_WRITTEN INSTRUCTION_.
Repeat the material below exactly, line for line.

_SOURCE RECORDS_.

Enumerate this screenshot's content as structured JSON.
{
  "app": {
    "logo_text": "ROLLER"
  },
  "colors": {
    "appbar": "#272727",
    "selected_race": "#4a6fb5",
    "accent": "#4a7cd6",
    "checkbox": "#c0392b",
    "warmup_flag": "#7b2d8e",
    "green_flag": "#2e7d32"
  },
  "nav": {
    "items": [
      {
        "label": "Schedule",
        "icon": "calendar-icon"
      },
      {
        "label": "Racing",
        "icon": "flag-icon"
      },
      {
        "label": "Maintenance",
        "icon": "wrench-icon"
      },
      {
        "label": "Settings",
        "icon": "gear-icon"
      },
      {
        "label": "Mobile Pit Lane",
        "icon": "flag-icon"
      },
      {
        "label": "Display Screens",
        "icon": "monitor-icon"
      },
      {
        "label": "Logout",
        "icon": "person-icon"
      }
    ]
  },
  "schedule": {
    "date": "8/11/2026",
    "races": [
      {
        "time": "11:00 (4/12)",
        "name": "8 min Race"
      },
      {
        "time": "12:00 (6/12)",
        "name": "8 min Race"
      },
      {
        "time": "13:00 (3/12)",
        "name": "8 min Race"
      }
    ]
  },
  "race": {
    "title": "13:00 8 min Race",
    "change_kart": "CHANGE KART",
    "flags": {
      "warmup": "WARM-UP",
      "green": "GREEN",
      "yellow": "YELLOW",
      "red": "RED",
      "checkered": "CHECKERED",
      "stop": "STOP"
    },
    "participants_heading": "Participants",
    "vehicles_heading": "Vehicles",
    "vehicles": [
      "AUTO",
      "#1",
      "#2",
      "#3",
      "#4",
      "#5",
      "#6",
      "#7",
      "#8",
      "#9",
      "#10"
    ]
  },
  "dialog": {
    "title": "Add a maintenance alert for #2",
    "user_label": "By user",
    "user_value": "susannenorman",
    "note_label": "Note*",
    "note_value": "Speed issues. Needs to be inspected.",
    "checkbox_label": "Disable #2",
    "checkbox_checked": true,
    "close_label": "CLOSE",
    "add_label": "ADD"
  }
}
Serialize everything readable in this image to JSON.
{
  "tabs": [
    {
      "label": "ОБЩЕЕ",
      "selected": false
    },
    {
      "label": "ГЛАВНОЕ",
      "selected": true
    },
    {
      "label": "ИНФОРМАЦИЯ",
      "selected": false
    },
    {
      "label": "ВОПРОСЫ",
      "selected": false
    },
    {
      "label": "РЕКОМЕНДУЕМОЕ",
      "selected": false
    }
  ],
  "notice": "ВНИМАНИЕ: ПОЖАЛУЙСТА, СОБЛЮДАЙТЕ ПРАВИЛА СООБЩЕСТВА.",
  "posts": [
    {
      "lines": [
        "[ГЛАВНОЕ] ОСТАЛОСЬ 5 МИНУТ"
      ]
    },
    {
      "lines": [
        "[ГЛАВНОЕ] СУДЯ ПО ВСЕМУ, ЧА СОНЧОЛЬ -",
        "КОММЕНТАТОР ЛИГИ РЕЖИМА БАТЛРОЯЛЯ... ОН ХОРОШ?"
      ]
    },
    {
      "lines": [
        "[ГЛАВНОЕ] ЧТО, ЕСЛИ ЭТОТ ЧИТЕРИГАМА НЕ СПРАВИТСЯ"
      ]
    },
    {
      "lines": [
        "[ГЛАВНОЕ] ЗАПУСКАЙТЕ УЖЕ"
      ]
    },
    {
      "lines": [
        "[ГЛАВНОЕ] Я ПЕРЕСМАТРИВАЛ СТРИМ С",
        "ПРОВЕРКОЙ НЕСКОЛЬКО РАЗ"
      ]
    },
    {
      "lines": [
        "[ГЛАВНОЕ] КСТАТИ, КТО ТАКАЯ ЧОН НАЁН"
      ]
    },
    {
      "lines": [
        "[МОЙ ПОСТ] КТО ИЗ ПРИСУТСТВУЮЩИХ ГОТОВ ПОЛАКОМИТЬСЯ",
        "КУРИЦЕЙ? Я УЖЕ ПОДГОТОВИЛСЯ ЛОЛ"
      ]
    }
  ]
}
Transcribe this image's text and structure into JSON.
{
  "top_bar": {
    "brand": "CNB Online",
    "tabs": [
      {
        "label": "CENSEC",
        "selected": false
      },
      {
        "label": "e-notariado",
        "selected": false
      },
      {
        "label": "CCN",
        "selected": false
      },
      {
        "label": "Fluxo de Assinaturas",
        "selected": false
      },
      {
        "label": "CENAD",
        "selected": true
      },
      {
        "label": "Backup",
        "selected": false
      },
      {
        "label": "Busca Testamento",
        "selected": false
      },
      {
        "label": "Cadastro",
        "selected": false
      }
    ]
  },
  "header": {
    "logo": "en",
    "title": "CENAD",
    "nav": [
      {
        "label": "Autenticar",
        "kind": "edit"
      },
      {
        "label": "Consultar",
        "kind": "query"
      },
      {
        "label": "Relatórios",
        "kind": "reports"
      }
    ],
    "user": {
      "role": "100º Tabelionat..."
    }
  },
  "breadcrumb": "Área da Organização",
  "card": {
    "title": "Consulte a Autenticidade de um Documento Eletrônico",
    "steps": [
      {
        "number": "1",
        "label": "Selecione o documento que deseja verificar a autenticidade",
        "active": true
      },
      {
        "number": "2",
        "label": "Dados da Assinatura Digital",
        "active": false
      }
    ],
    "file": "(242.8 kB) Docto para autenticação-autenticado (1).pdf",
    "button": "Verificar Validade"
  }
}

_ANSWER TO THIS EXERCISE_.
Enumerate this screenshot's content as structured JSON.
{
  "app": {
    "logo_text": "ROLLER"
  },
  "colors": {
    "appbar": "#272727",
    "selected_race": "#4a6fb5",
    "accent": "#4a7cd6",
    "checkbox": "#c0392b",
    "warmup_flag": "#7b2d8e",
    "green_flag": "#2e7d32"
  },
  "nav": {
    "items": [
      {
        "label": "Schedule",
        "icon": "calendar-icon"
      },
      {
        "label": "Racing",
        "icon": "flag-icon"
      },
      {
        "label": "Maintenance",
        "icon": "wrench-icon"
      },
      {
        "label": "Settings",
        "icon": "gear-icon"
      },
      {
        "label": "Mobile Pit Lane",
        "icon": "flag-icon"
      },
      {
        "label": "Display Screens",
        "icon": "monitor-icon"
      },
      {
        "label": "Logout",
        "icon": "person-icon"
      }
    ]
  },
  "schedule": {
    "date": "8/11/2026",
    "races": [
      {
        "time": "11:00 (4/12)",
        "name": "8 min Race"
      },
      {
        "time": "12:00 (6/12)",
        "name": "8 min Race"
      },
      {
        "time": "13:00 (3/12)",
        "name": "8 min Race"
      }
    ]
  },
  "race": {
    "title": "13:00 8 min Race",
    "change_kart": "CHANGE KART",
    "flags": {
      "warmup": "WARM-UP",
      "green": "GREEN",
      "yellow": "YELLOW",
      "red": "RED",
      "checkered": "CHECKERED",
      "stop": "STOP"
    },
    "participants_heading": "Participants",
    "vehicles_heading": "Vehicles",
    "vehicles": [
      "AUTO",
      "#1",
      "#2",
      "#3",
      "#4",
      "#5",
      "#6",
      "#7",
      "#8",
      "#9",
      "#10"
    ]
  },
  "dialog": {
    "title": "Add a maintenance alert for #2",
    "user_label": "By user",
    "user_value": "susannenorman",
    "note_label": "Note*",
    "note_value": "Speed issues. Needs to be inspected.",
    "checkbox_label": "Disable #2",
    "checkbox_checked": true,
    "close_label": "CLOSE",
    "add_label": "ADD"
  }
}
Serialize everything readable in this image to JSON.
{
  "tabs": [
    {
      "label": "ОБЩЕЕ",
      "selected": false
    },
    {
      "label": "ГЛАВНОЕ",
      "selected": true
    },
    {
      "label": "ИНФОРМАЦИЯ",
      "selected": false
    },
    {
      "label": "ВОПРОСЫ",
      "selected": false
    },
    {
      "label": "РЕКОМЕНДУЕМОЕ",
      "selected": false
    }
  ],
  "notice": "ВНИМАНИЕ: ПОЖАЛУЙСТА, СОБЛЮДАЙТЕ ПРАВИЛА СООБЩЕСТВА.",
  "posts": [
    {
      "lines": [
        "[ГЛАВНОЕ] ОСТАЛОСЬ 5 МИНУТ"
      ]
    },
    {
      "lines": [
        "[ГЛАВНОЕ] СУДЯ ПО ВСЕМУ, ЧА СОНЧОЛЬ -",
        "КОММЕНТАТОР ЛИГИ РЕЖИМА БАТЛРОЯЛЯ... ОН ХОРОШ?"
      ]
    },
    {
      "lines": [
        "[ГЛАВНОЕ] ЧТО, ЕСЛИ ЭТОТ ЧИТЕРИГАМА НЕ СПРАВИТСЯ"
      ]
    },
    {
      "lines": [
        "[ГЛАВНОЕ] ЗАПУСКАЙТЕ УЖЕ"
      ]
    },
    {
      "lines": [
        "[ГЛАВНОЕ] Я ПЕРЕСМАТРИВАЛ СТРИМ С",
        "ПРОВЕРКОЙ НЕСКОЛЬКО РАЗ"
      ]
    },
    {
      "lines": [
        "[ГЛАВНОЕ] КСТАТИ, КТО ТАКАЯ ЧОН НАЁН"
      ]
    },
    {
      "lines": [
        "[МОЙ ПОСТ] КТО ИЗ ПРИСУТСТВУЮЩИХ ГОТОВ ПОЛАКОМИТЬСЯ",
        "КУРИЦЕЙ? Я УЖЕ ПОДГОТОВИЛСЯ ЛОЛ"
      ]
    }
  ]
}
Transcribe this image's text and structure into JSON.
{
  "top_bar": {
    "brand": "CNB Online",
    "tabs": [
      {
        "label": "CENSEC",
        "selected": false
      },
      {
        "label": "e-notariado",
        "selected": false
      },
      {
        "label": "CCN",
        "selected": false
      },
      {
        "label": "Fluxo de Assinaturas",
        "selected": false
      },
      {
        "label": "CENAD",
        "selected": true
      },
      {
        "label": "Backup",
        "selected": false
      },
      {
        "label": "Busca Testamento",
        "selected": false
      },
      {
        "label": "Cadastro",
        "selected": false
      }
    ]
  },
  "header": {
    "logo": "en",
    "title": "CENAD",
    "nav": [
      {
        "label": "Autenticar",
        "kind": "edit"
      },
      {
        "label": "Consultar",
        "kind": "query"
      },
      {
        "label": "Relatórios",
        "kind": "reports"
      }
    ],
    "user": {
      "role": "100º Tabelionat..."
    }
  },
  "breadcrumb": "Área da Organização",
  "card": {
    "title": "Consulte a Autenticidade de um Documento Eletrônico",
    "steps": [
      {
        "number": "1",
        "label": "Selecione o documento que deseja verificar a autenticidade",
        "active": true
      },
      {
        "number": "2",
        "label": "Dados da Assinatura Digital",
        "active": false
      }
    ],
    "file": "(242.8 kB) Docto para autenticação-autenticado (1).pdf",
    "button": "Verificar Validade"
  }
}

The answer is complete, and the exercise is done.